■ **Work instructions**: Would you set down every entry shown below, precisely as written?

■ **Dataset excerpts**:
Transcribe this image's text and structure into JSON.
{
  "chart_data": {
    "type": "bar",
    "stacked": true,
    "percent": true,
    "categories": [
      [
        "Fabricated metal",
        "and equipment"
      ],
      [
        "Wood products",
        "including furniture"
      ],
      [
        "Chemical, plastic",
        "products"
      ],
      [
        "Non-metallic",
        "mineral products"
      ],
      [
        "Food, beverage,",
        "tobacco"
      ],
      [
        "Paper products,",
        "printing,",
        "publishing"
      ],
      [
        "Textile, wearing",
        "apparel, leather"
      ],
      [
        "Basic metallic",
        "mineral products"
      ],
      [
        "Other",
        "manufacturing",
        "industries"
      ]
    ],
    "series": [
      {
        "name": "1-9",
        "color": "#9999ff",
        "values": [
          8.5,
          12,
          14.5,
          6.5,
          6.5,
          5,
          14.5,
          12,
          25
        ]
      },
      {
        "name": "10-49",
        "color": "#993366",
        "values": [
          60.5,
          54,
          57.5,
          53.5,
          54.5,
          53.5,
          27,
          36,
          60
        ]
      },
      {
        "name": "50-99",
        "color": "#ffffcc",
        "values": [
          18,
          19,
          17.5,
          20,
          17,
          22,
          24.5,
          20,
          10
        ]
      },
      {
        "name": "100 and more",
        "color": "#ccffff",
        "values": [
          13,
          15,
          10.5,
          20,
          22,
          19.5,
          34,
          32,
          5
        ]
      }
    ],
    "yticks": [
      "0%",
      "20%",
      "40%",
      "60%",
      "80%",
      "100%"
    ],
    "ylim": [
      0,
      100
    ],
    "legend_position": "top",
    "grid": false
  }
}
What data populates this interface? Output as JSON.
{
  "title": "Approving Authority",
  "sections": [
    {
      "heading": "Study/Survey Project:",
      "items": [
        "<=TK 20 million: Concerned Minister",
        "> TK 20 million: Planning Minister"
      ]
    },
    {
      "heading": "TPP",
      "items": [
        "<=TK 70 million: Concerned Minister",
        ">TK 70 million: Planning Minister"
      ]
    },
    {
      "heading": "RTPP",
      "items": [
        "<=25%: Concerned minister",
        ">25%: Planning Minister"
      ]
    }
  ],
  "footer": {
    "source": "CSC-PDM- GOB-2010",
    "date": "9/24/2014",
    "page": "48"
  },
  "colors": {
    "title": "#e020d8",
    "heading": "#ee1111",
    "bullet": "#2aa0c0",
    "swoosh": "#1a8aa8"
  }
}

■ **Exercise result**:
Transcribe this image's text and structure into JSON.
{
  "chart_data": {
    "type": "bar",
    "stacked": true,
    "percent": true,
    "categories": [
      [
        "Fabricated metal",
        "and equipment"
      ],
      [
        "Wood products",
        "including furniture"
      ],
      [
        "Chemical, plastic",
        "products"
      ],
      [
        "Non-metallic",
        "mineral products"
      ],
      [
        "Food, beverage,",
        "tobacco"
      ],
      [
        "Paper products,",
        "printing,",
        "publishing"
      ],
      [
        "Textile, wearing",
        "apparel, leather"
      ],
      [
        "Basic metallic",
        "mineral products"
      ],
      [
        "Other",
        "manufacturing",
        "industries"
      ]
    ],
    "series": [
      {
        "name": "1-9",
        "color": "#9999ff",
        "values": [
          8.5,
          12,
          14.5,
          6.5,
          6.5,
          5,
          14.5,
          12,
          25
        ]
      },
      {
        "name": "10-49",
        "color": "#993366",
        "values": [
          60.5,
          54,
          57.5,
          53.5,
          54.5,
          53.5,
          27,
          36,
          60
        ]
      },
      {
        "name": "50-99",
        "color": "#ffffcc",
        "values": [
          18,
          19,
          17.5,
          20,
          17,
          22,
          24.5,
          20,
          10
        ]
      },
      {
        "name": "100 and more",
        "color": "#ccffff",
        "values": [
          13,
          15,
          10.5,
          20,
          22,
          19.5,
          34,
          32,
          5
        ]
      }
    ],
    "yticks": [
      "0%",
      "20%",
      "40%",
      "60%",
      "80%",
      "100%"
    ],
    "ylim": [
      0,
      100
    ],
    "legend_position": "top",
    "grid": false
  }
}
What data populates this interface? Output as JSON.
{
  "title": "Approving Authority",
  "sections": [
    {
      "heading": "Study/Survey Project:",
      "items": [
        "<=TK 20 million: Concerned Minister",
        "> TK 20 million: Planning Minister"
      ]
    },
    {
      "heading": "TPP",
      "items": [
        "<=TK 70 million: Concerned Minister",
        ">TK 70 million: Planning Minister"
      ]
    },
    {
      "heading": "RTPP",
      "items": [
        "<=25%: Concerned minister",
        ">25%: Planning Minister"
      ]
    }
  ],
  "footer": {
    "source": "CSC-PDM- GOB-2010",
    "date": "9/24/2014",
    "page": "48"
  },
  "colors": {
    "title": "#e020d8",
    "heading": "#ee1111",
    "bullet": "#2aa0c0",
    "swoosh": "#1a8aa8"
  }
}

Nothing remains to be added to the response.